Report every line below that holds the word "disponer".

(Rows from a dataset)
* * * * * * * * *
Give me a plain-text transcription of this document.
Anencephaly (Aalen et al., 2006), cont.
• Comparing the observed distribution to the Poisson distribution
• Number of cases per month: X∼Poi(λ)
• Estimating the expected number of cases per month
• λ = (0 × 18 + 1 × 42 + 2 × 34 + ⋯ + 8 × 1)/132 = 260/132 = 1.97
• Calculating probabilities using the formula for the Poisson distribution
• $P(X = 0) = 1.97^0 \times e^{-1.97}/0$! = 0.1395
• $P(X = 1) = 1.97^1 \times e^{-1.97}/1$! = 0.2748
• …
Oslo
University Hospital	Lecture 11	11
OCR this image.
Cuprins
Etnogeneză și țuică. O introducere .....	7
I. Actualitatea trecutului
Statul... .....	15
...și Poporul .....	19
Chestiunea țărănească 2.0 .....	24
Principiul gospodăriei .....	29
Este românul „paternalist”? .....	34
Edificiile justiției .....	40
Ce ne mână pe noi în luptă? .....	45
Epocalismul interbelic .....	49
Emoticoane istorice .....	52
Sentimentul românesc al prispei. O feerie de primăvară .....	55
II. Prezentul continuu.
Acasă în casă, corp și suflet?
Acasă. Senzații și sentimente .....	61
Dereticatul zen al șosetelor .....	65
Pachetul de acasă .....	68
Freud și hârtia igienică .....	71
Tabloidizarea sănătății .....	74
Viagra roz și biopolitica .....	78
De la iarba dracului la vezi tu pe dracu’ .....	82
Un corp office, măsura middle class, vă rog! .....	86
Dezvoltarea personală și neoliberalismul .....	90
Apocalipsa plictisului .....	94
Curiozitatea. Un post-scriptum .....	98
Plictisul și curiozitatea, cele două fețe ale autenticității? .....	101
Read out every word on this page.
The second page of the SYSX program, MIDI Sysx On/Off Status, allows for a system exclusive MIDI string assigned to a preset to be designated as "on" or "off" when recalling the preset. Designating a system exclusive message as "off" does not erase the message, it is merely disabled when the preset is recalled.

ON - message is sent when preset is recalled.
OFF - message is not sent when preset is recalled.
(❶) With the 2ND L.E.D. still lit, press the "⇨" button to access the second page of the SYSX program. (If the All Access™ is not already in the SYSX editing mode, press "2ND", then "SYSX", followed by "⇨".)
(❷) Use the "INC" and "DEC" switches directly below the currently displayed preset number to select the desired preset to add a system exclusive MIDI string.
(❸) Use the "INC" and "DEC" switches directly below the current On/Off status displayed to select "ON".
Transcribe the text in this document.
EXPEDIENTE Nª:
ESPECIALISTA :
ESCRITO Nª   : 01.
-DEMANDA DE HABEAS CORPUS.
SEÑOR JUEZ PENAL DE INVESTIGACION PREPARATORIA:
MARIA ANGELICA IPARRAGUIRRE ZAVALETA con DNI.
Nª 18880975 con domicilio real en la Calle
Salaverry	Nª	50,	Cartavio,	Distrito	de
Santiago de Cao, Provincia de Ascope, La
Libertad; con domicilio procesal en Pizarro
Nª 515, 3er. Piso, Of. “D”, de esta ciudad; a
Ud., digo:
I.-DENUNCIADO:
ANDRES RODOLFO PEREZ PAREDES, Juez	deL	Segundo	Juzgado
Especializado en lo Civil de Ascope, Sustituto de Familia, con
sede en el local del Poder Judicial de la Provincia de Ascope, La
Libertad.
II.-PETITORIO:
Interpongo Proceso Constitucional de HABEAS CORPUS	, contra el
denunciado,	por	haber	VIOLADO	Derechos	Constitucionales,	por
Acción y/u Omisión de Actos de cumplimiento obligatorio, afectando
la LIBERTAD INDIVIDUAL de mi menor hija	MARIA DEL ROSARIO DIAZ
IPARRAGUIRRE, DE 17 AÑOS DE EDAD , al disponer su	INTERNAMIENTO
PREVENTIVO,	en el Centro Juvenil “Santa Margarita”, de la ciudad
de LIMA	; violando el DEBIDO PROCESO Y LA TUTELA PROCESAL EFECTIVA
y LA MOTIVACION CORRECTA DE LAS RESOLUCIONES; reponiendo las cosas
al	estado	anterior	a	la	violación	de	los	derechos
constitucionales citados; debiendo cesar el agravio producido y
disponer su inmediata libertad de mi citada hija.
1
* * * * * * * * *
**Complete response:**
IPARRAGUIRRE, DE 17 AÑOS DE EDAD , al disponer su	INTERNAMIENTO
disponer su inmediata libertad de mi citada hija.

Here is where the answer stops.